• **Stated task**
Filter the entries that follow, copying every line in which the word "Gandrīz" appears.

□ □ □ □ □

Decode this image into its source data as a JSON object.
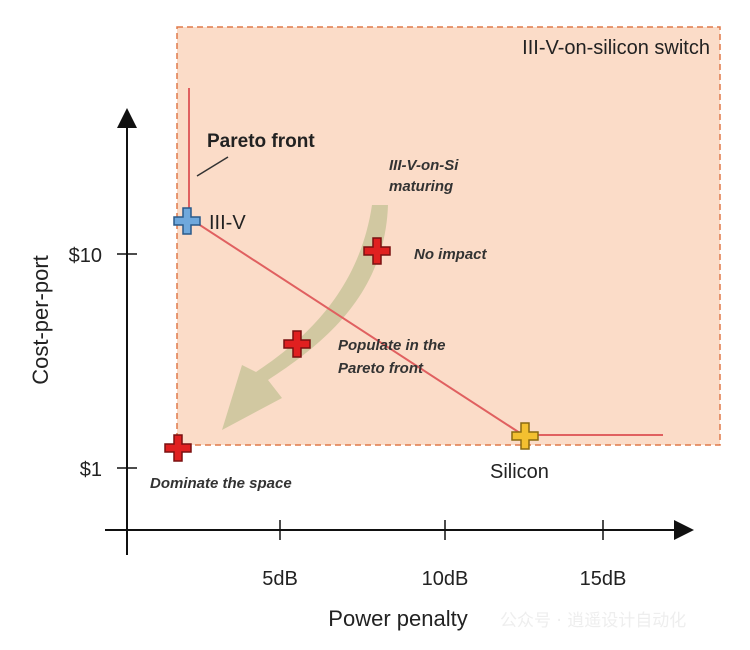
{
  "region_title": "III-V-on-silicon switch",
  "axes": {
    "ylabel": "Cost-per-port",
    "xlabel": "Power penalty",
    "y_ticks": [
      "$10",
      "$1"
    ],
    "x_ticks": [
      "5dB",
      "10dB",
      "15dB"
    ]
  },
  "labels": {
    "pareto_front": "Pareto front",
    "iii_v": "III-V",
    "silicon": "Silicon",
    "maturing_line1": "III-V-on-Si",
    "maturing_line2": "maturing",
    "no_impact": "No impact",
    "populate_line1": "Populate in the",
    "populate_line2": "Pareto front",
    "dominate": "Dominate the space"
  },
  "watermark": "公众号 · 逍遥设计自动化",
  "colors": {
    "region_fill": "#fbdcc8",
    "region_border": "#e07a4a",
    "pareto_line": "#e06060",
    "iii_v_marker": "#6fa8dc",
    "silicon_marker": "#f3c030",
    "scenario_marker": "#e02020",
    "arrow": "#c9c49a"
  }
}
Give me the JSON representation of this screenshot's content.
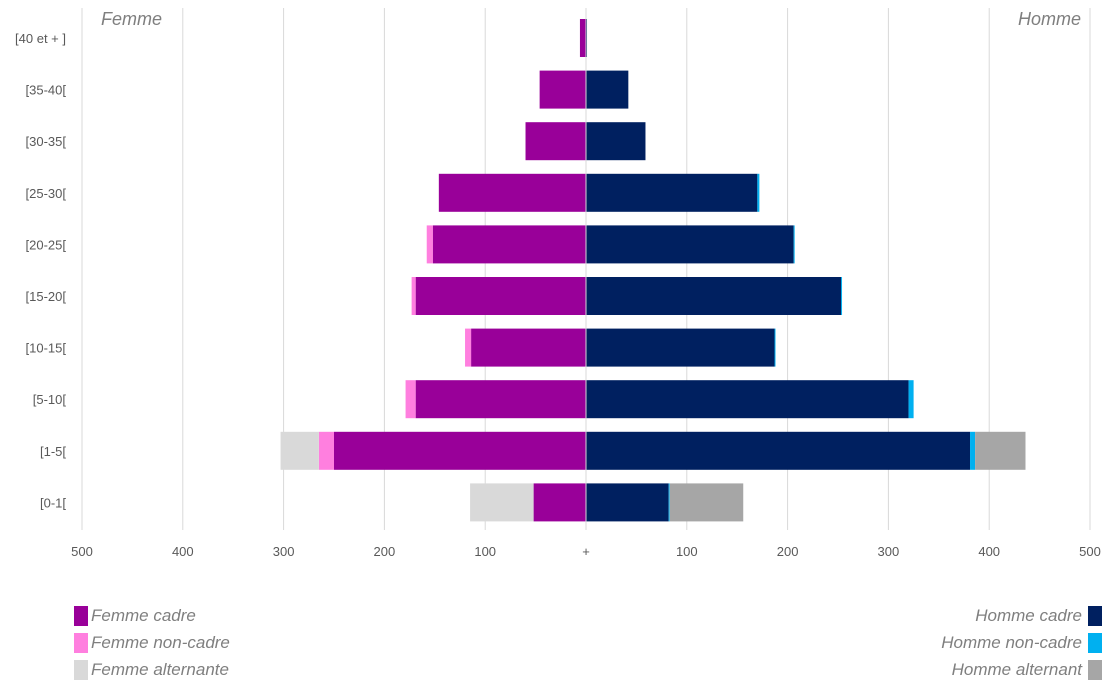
{
  "chart_data": {
    "type": "bar",
    "orientation": "horizontal-population-pyramid",
    "left_title": "Femme",
    "right_title": "Homme",
    "categories": [
      "[40 et + ]",
      "[35-40[",
      "[30-35[",
      "[25-30[",
      "[20-25[",
      "[15-20[",
      "[10-15[",
      "[5-10[",
      "[1-5[",
      "[0-1["
    ],
    "x_tick_labels": [
      "500",
      "400",
      "300",
      "200",
      "100",
      "+",
      "100",
      "200",
      "300",
      "400",
      "500"
    ],
    "xlim": [
      -500,
      500
    ],
    "grid": true,
    "series": [
      {
        "name": "Femme cadre",
        "side": "left",
        "color": "#990099",
        "values": [
          6,
          46,
          60,
          146,
          152,
          169,
          114,
          169,
          250,
          52
        ]
      },
      {
        "name": "Femme non-cadre",
        "side": "left",
        "color": "#ff7fdf",
        "values": [
          0,
          0,
          0,
          0,
          6,
          4,
          6,
          10,
          15,
          0
        ]
      },
      {
        "name": "Femme alternante",
        "side": "left",
        "color": "#d9d9d9",
        "values": [
          0,
          0,
          0,
          0,
          0,
          0,
          0,
          0,
          38,
          63
        ]
      },
      {
        "name": "Homme cadre",
        "side": "right",
        "color": "#002060",
        "values": [
          1,
          42,
          59,
          170,
          206,
          253,
          187,
          320,
          381,
          82
        ]
      },
      {
        "name": "Homme non-cadre",
        "side": "right",
        "color": "#00b0f0",
        "values": [
          0,
          0,
          0,
          2,
          1,
          1,
          1,
          5,
          5,
          1
        ]
      },
      {
        "name": "Homme alternant",
        "side": "right",
        "color": "#a6a6a6",
        "values": [
          0,
          0,
          0,
          0,
          0,
          0,
          0,
          0,
          50,
          73
        ]
      }
    ]
  }
}
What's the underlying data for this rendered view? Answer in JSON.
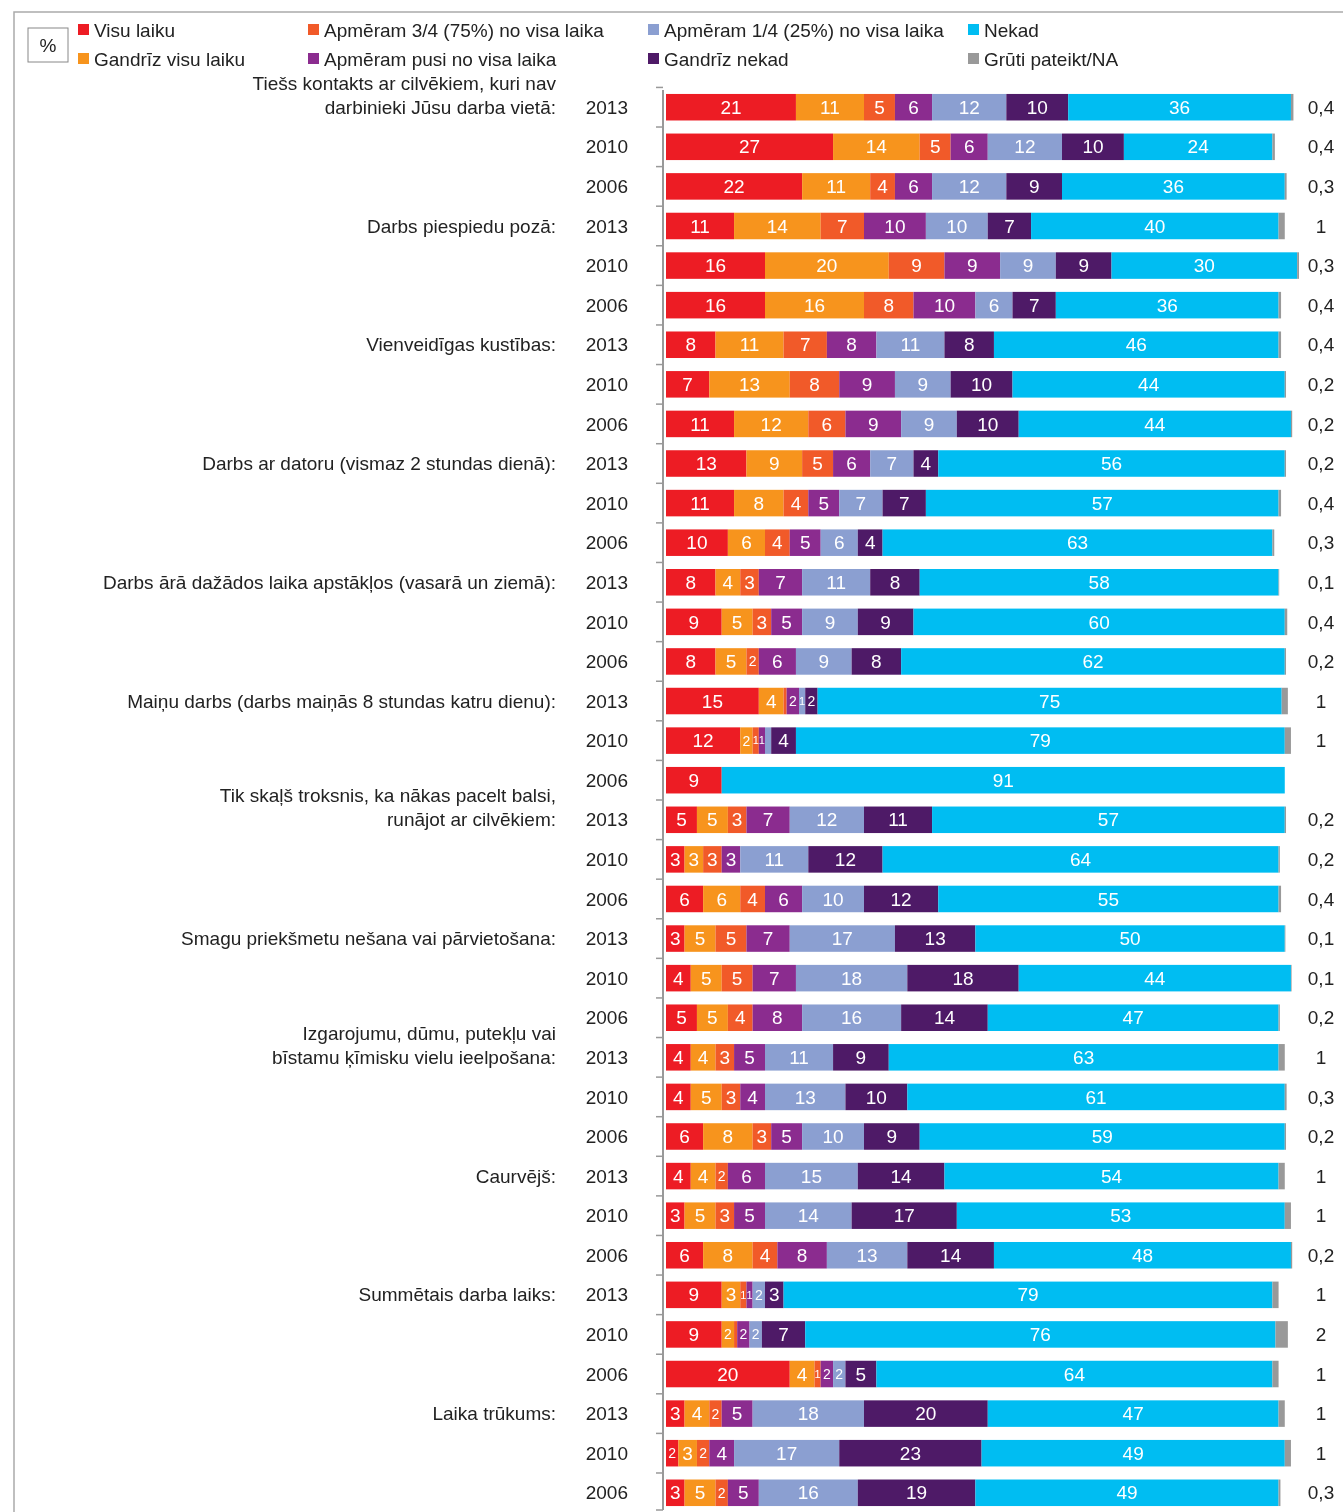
{
  "chart_data": {
    "type": "bar",
    "orientation": "horizontal",
    "stacked": true,
    "legend": "top",
    "categories": [
      "2013",
      "2010",
      "2006",
      "2013",
      "2010",
      "2006",
      "2013",
      "2010",
      "2006",
      "2013",
      "2010",
      "2006",
      "2013",
      "2010",
      "2006",
      "2013",
      "2010",
      "2006",
      "2013",
      "2010",
      "2006",
      "2013",
      "2010",
      "2006",
      "2013",
      "2010",
      "2006",
      "2013",
      "2010",
      "2006",
      "2013",
      "2010",
      "2006",
      "2013",
      "2010",
      "2006"
    ],
    "annotations": [
      "%",
      "Tiešs kontakts ar cilvēkiem, kuri nav\ndarbinieki Jūsu darba vietā:",
      "Darbs piespiedu pozā:",
      "Vienveidīgas kustības:",
      "Darbs ar datoru (vismaz 2 stundas dienā):",
      "Darbs ārā dažādos laika apstākļos (vasarā un ziemā):",
      "Maiņu darbs (darbs maiņās 8 stundas katru dienu):",
      "Tik skaļš troksnis, ka nākas pacelt balsi,\nrunājot ar cilvēkiem:",
      "Smagu priekšmetu nešana vai pārvietošana:",
      "Izgarojumu, dūmu, putekļu vai\nbīstamu ķīmisku vielu ieelpošana:",
      "Caurvējš:",
      "Summētais darba laiks:",
      "Laika trūkums:"
    ],
    "series": [
      {
        "name": "Visu laiku",
        "color": "#ed1c24",
        "values": [
          21,
          27,
          22,
          11,
          16,
          16,
          8,
          7,
          11,
          13,
          11,
          10,
          8,
          9,
          8,
          15,
          12,
          9,
          5,
          3,
          6,
          3,
          4,
          5,
          4,
          4,
          6,
          4,
          3,
          6,
          9,
          9,
          20,
          3,
          2,
          3
        ],
        "value_labels": [
          "21",
          "27",
          "22",
          "11",
          "16",
          "16",
          "8",
          "7",
          "11",
          "13",
          "11",
          "10",
          "8",
          "9",
          "8",
          "15",
          "12",
          "9",
          "5",
          "3",
          "6",
          "3",
          "4",
          "5",
          "4",
          "4",
          "6",
          "4",
          "3",
          "6",
          "9",
          "9",
          "20",
          "3",
          "2",
          "3"
        ]
      },
      {
        "name": "Gandrīz visu laiku",
        "color": "#f7941d",
        "values": [
          11,
          14,
          11,
          14,
          20,
          16,
          11,
          13,
          12,
          9,
          8,
          6,
          4,
          5,
          5,
          4,
          2,
          null,
          5,
          3,
          6,
          5,
          5,
          5,
          4,
          5,
          8,
          4,
          5,
          8,
          3,
          2,
          4,
          4,
          3,
          5
        ],
        "value_labels": [
          "11",
          "14",
          "11",
          "14",
          "20",
          "16",
          "11",
          "13",
          "12",
          "9",
          "8",
          "6",
          "4",
          "5",
          "5",
          "4",
          "2",
          null,
          "5",
          "3",
          "6",
          "5",
          "5",
          "5",
          "4",
          "5",
          "8",
          "4",
          "5",
          "8",
          "3",
          "2",
          "4",
          "4",
          "3",
          "5"
        ]
      },
      {
        "name": "Apmēram 3/4 (75%) no visa laika",
        "color": "#f15a29",
        "values": [
          5,
          5,
          4,
          7,
          9,
          8,
          7,
          8,
          6,
          5,
          4,
          4,
          3,
          3,
          2,
          0.5,
          1,
          null,
          3,
          3,
          4,
          5,
          5,
          4,
          3,
          3,
          3,
          2,
          3,
          4,
          1,
          0.5,
          1,
          2,
          2,
          2
        ],
        "value_labels": [
          "5",
          "5",
          "4",
          "7",
          "9",
          "8",
          "7",
          "8",
          "6",
          "5",
          "4",
          "4",
          "3",
          "3",
          "2",
          null,
          "1",
          null,
          "3",
          "3",
          "4",
          "5",
          "5",
          "4",
          "3",
          "3",
          "3",
          "2",
          "3",
          "4",
          "1",
          null,
          "1",
          "2",
          "2",
          "2"
        ]
      },
      {
        "name": "Apmēram pusi no visa laika",
        "color": "#8b2c8f",
        "values": [
          6,
          6,
          6,
          10,
          9,
          10,
          8,
          9,
          9,
          6,
          5,
          5,
          7,
          5,
          6,
          2,
          1,
          null,
          7,
          3,
          6,
          7,
          7,
          8,
          5,
          4,
          5,
          6,
          5,
          8,
          1,
          2,
          2,
          5,
          4,
          5
        ],
        "value_labels": [
          "6",
          "6",
          "6",
          "10",
          "9",
          "10",
          "8",
          "9",
          "9",
          "6",
          "5",
          "5",
          "7",
          "5",
          "6",
          "2",
          "1",
          null,
          "7",
          "3",
          "6",
          "7",
          "7",
          "8",
          "5",
          "4",
          "5",
          "6",
          "5",
          "8",
          "1",
          "2",
          "2",
          "5",
          "4",
          "5"
        ]
      },
      {
        "name": "Apmēram 1/4 (25%) no visa laika",
        "color": "#8b9fd1",
        "values": [
          12,
          12,
          12,
          10,
          9,
          6,
          11,
          9,
          9,
          7,
          7,
          6,
          11,
          9,
          9,
          1,
          1,
          null,
          12,
          11,
          10,
          17,
          18,
          16,
          11,
          13,
          10,
          15,
          14,
          13,
          2,
          2,
          2,
          18,
          17,
          16
        ],
        "value_labels": [
          "12",
          "12",
          "12",
          "10",
          "9",
          "6",
          "11",
          "9",
          "9",
          "7",
          "7",
          "6",
          "11",
          "9",
          "9",
          "1",
          null,
          null,
          "12",
          "11",
          "10",
          "17",
          "18",
          "16",
          "11",
          "13",
          "10",
          "15",
          "14",
          "13",
          "2",
          "2",
          "2",
          "18",
          "17",
          "16"
        ]
      },
      {
        "name": "Gandrīz nekad",
        "color": "#4e1a67",
        "values": [
          10,
          10,
          9,
          7,
          9,
          7,
          8,
          10,
          10,
          4,
          7,
          4,
          8,
          9,
          8,
          2,
          4,
          null,
          11,
          12,
          12,
          13,
          18,
          14,
          9,
          10,
          9,
          14,
          17,
          14,
          3,
          7,
          5,
          20,
          23,
          19
        ],
        "value_labels": [
          "10",
          "10",
          "9",
          "7",
          "9",
          "7",
          "8",
          "10",
          "10",
          "4",
          "7",
          "4",
          "8",
          "9",
          "8",
          "2",
          "4",
          null,
          "11",
          "12",
          "12",
          "13",
          "18",
          "14",
          "9",
          "10",
          "9",
          "14",
          "17",
          "14",
          "3",
          "7",
          "5",
          "20",
          "23",
          "19"
        ]
      },
      {
        "name": "Nekad",
        "color": "#00bdf2",
        "values": [
          36,
          24,
          36,
          40,
          30,
          36,
          46,
          44,
          44,
          56,
          57,
          63,
          58,
          60,
          62,
          75,
          79,
          91,
          57,
          64,
          55,
          50,
          44,
          47,
          63,
          61,
          59,
          54,
          53,
          48,
          79,
          76,
          64,
          47,
          49,
          49
        ],
        "value_labels": [
          "36",
          "24",
          "36",
          "40",
          "30",
          "36",
          "46",
          "44",
          "44",
          "56",
          "57",
          "63",
          "58",
          "60",
          "62",
          "75",
          "79",
          "91",
          "57",
          "64",
          "55",
          "50",
          "44",
          "47",
          "63",
          "61",
          "59",
          "54",
          "53",
          "48",
          "79",
          "76",
          "64",
          "47",
          "49",
          "49"
        ]
      },
      {
        "name": "Grūti pateikt/NA",
        "color": "#999999",
        "values": [
          0.4,
          0.4,
          0.3,
          1,
          0.3,
          0.4,
          0.4,
          0.2,
          0.2,
          0.2,
          0.4,
          0.3,
          0.1,
          0.4,
          0.2,
          1,
          1,
          null,
          0.2,
          0.2,
          0.4,
          0.1,
          0.1,
          0.2,
          1,
          0.3,
          0.2,
          1,
          1,
          0.2,
          1,
          2,
          1,
          1,
          1,
          0.3
        ],
        "value_labels": [
          "0,4",
          "0,4",
          "0,3",
          "1",
          "0,3",
          "0,4",
          "0,4",
          "0,2",
          "0,2",
          "0,2",
          "0,4",
          "0,3",
          "0,1",
          "0,4",
          "0,2",
          "1",
          "1",
          null,
          "0,2",
          "0,2",
          "0,4",
          "0,1",
          "0,1",
          "0,2",
          "1",
          "0,3",
          "0,2",
          "1",
          "1",
          "0,2",
          "1",
          "2",
          "1",
          "1",
          "1",
          "0,3"
        ]
      }
    ]
  }
}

□ □ □ □ □

• **Answer**
        "name": "Gandrīz visu laiku",
        "name": "Gandrīz nekad",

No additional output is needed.